Goal of the exercise: From the entries below, tally how many lines contain "赢商大数据" and report only that figure.

Records from a collection of figures:
◆ ◆ ◆ ◆ ◆

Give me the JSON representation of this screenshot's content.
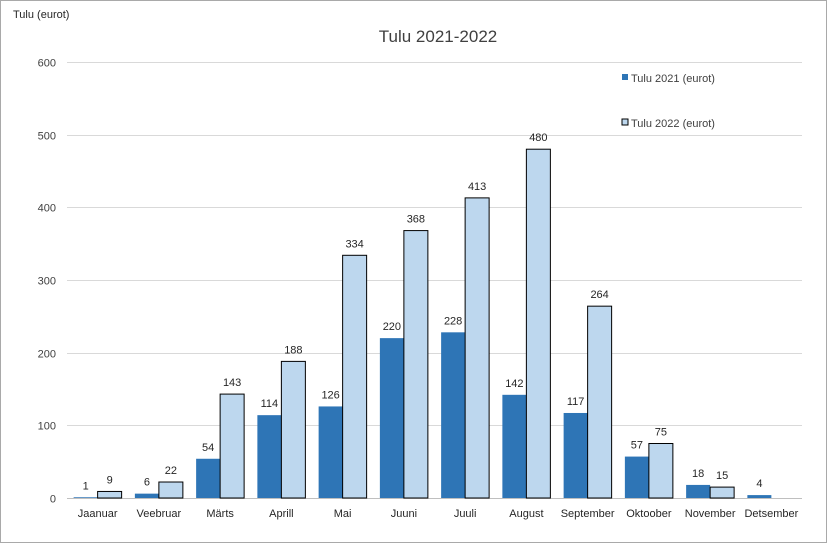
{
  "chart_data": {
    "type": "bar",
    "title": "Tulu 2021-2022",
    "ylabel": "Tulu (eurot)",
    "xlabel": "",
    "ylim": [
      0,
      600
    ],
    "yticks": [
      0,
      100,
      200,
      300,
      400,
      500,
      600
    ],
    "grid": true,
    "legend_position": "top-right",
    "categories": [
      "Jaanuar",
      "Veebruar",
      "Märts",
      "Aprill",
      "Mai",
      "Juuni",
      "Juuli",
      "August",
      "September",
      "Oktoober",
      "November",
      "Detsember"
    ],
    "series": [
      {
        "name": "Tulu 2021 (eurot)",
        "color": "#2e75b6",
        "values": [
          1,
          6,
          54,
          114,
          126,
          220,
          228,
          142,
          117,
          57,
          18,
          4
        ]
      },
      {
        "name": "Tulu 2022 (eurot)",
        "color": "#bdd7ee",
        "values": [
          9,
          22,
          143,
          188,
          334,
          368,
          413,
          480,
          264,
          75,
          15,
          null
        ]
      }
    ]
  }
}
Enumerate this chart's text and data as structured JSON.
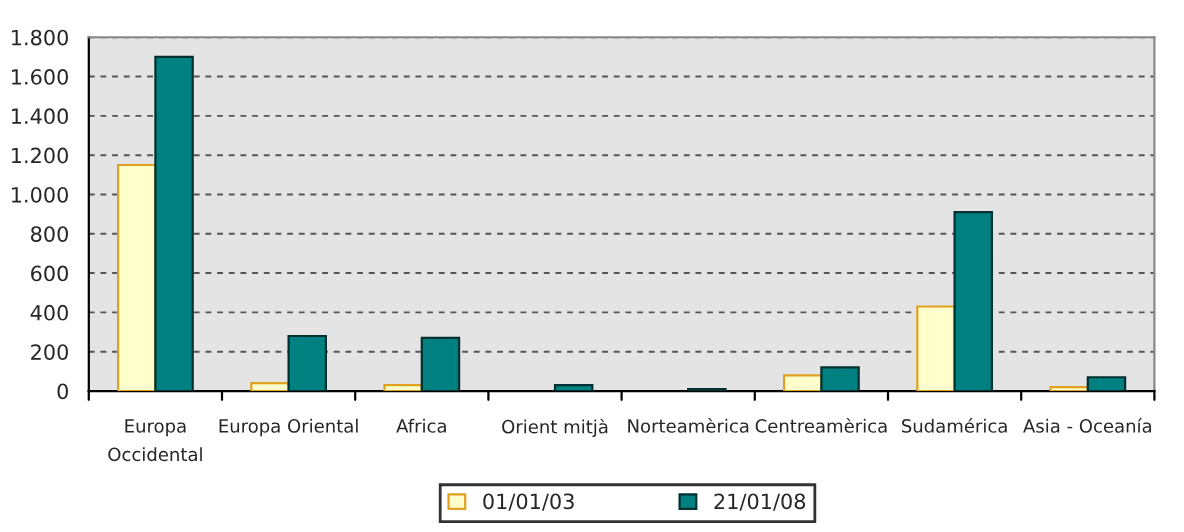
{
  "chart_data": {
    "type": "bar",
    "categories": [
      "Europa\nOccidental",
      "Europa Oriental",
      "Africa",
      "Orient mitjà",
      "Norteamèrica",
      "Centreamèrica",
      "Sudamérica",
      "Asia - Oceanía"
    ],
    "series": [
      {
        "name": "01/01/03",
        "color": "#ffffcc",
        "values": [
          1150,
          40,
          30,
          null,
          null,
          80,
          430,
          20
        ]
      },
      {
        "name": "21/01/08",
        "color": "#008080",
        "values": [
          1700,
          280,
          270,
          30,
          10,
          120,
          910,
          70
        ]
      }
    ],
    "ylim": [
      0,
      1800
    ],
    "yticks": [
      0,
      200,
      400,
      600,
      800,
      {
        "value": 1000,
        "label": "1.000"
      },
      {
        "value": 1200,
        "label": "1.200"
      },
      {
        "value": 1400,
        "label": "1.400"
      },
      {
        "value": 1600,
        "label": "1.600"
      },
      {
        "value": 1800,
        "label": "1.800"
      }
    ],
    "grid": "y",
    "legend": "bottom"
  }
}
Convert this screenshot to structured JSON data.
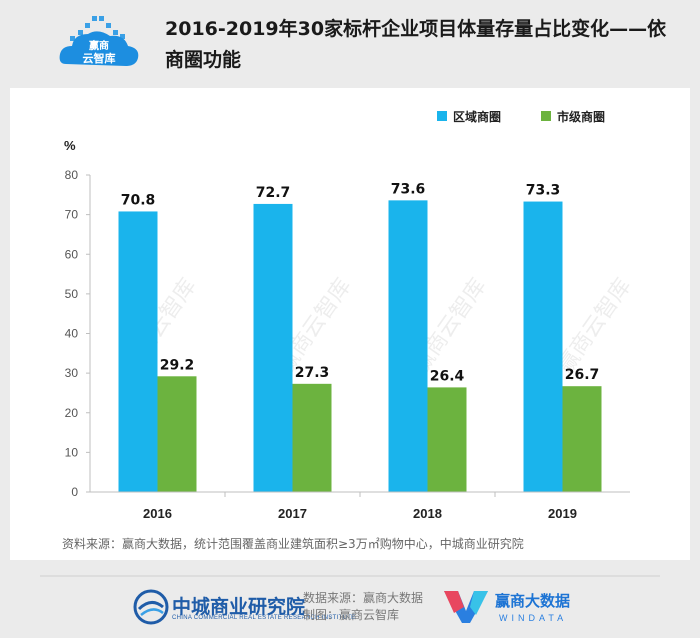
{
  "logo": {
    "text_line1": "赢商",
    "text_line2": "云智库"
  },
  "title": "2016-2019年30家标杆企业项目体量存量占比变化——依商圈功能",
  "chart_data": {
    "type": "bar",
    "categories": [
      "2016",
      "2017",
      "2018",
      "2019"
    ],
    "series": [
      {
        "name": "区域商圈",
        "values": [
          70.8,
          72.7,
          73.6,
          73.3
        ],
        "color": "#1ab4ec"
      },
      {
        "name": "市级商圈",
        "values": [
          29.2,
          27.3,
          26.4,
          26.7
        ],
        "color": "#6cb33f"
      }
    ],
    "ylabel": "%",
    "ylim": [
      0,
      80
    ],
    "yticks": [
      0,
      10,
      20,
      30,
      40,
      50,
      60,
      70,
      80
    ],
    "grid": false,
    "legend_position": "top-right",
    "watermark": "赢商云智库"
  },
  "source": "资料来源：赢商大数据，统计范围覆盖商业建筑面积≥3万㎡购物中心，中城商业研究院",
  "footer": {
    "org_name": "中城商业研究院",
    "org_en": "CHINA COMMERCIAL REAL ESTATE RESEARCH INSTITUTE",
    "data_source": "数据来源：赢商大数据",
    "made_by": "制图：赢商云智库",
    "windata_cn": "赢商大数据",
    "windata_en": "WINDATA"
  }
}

◆ ◆ ◆ ◆ ◆

Completed task: 3